YOUR TASK = Copy out each line below that contains the string "arrow".

RECORDS =

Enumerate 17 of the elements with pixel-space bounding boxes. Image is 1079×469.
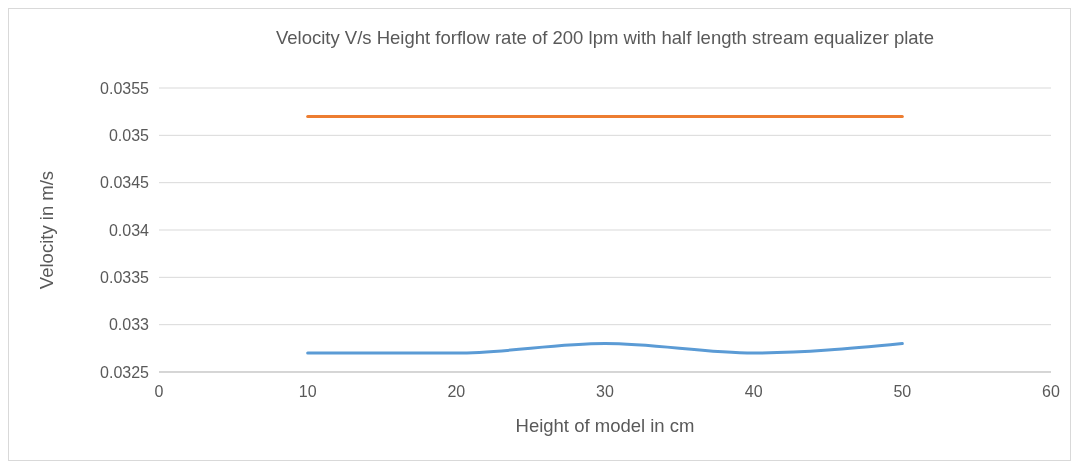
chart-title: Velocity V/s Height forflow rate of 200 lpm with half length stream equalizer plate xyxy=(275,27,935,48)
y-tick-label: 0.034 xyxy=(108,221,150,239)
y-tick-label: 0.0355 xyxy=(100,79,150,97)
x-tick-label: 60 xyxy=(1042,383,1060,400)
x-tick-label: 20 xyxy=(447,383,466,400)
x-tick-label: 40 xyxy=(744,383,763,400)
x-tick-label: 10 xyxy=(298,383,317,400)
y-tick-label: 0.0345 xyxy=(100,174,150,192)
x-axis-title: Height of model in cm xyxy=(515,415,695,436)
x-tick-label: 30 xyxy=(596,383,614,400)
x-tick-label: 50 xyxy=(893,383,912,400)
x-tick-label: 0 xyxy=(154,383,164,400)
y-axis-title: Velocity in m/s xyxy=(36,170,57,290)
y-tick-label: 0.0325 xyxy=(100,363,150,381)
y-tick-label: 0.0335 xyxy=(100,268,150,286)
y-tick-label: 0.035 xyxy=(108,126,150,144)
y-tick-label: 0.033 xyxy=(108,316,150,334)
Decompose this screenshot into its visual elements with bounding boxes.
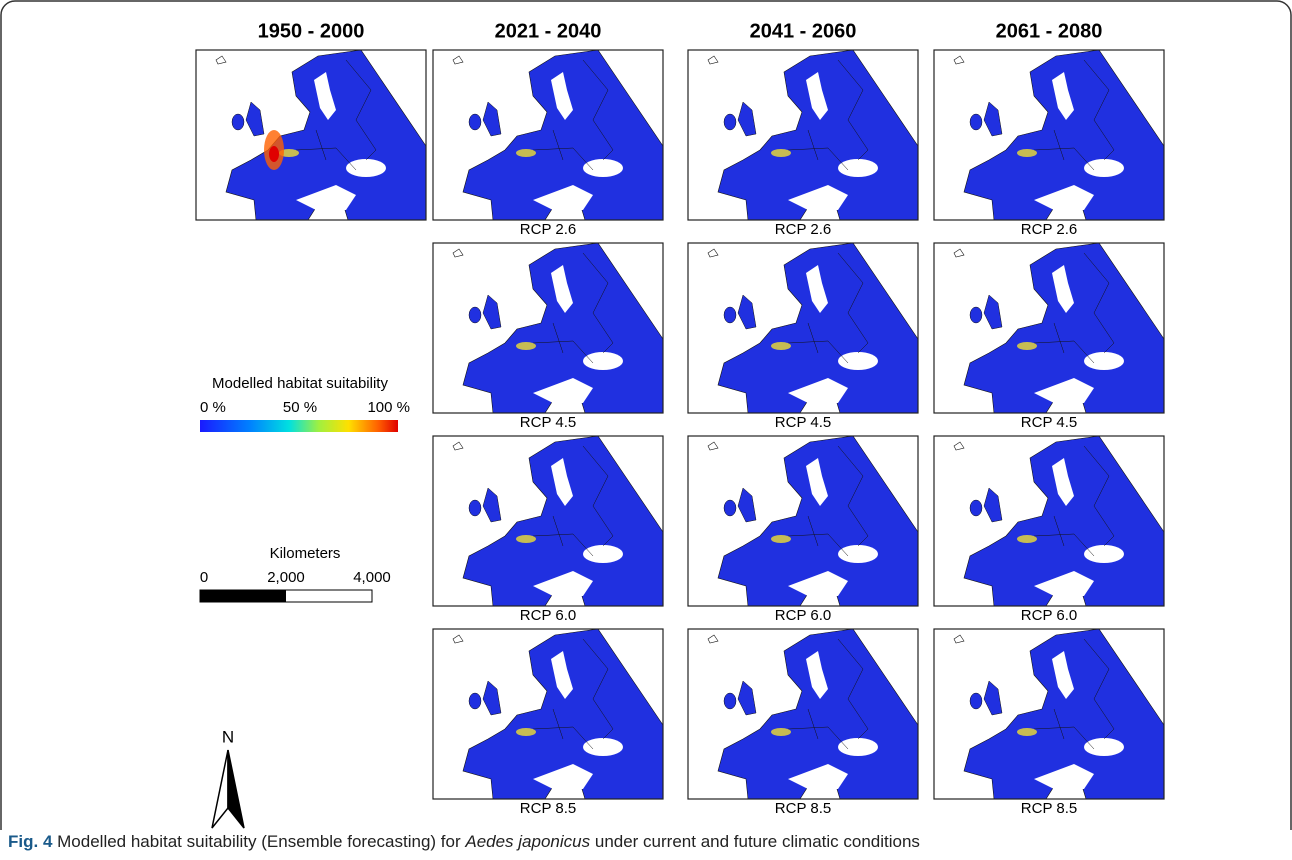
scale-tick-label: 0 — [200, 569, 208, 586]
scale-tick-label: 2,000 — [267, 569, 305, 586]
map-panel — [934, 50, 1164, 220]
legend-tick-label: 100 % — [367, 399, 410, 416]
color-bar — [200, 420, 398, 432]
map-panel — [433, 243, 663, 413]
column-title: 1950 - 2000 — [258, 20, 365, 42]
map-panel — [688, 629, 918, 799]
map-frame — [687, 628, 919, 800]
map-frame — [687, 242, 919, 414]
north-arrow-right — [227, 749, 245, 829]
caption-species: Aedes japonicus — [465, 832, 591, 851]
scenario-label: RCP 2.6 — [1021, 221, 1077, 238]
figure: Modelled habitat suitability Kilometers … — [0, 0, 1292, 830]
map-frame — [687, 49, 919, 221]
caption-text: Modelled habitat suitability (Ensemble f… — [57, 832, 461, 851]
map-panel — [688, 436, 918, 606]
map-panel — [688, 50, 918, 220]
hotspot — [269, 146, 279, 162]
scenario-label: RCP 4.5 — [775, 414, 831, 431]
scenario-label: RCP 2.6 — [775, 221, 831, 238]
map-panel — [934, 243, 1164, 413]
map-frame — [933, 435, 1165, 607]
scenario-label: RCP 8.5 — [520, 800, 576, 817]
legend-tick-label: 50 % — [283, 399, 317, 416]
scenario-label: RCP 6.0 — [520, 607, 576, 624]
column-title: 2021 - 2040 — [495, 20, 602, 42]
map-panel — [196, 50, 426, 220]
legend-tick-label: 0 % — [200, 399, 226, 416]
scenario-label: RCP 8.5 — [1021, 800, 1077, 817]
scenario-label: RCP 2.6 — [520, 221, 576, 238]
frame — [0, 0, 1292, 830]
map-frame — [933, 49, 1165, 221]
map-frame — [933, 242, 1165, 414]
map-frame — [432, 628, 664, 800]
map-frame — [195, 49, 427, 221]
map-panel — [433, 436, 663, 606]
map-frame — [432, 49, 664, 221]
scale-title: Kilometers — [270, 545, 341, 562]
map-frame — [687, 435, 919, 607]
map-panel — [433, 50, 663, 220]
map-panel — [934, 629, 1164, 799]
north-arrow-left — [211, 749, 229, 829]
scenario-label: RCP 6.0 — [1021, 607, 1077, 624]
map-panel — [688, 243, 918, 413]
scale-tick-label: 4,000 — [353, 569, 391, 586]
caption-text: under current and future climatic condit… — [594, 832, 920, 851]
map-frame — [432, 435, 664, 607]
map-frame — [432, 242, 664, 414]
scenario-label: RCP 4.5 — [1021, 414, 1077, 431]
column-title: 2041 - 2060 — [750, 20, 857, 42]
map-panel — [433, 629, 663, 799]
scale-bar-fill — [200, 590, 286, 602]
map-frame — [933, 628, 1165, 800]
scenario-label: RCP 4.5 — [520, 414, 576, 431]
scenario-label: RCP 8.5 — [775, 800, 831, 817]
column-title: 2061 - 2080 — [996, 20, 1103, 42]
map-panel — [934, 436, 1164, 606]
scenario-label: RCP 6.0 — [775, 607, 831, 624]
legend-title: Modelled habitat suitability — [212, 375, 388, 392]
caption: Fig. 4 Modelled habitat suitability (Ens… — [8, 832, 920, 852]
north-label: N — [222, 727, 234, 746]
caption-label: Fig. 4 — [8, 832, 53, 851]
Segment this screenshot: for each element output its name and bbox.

FULL RESPONSE =
north-arrow-right — [227, 749, 245, 829]
north-arrow-left — [211, 749, 229, 829]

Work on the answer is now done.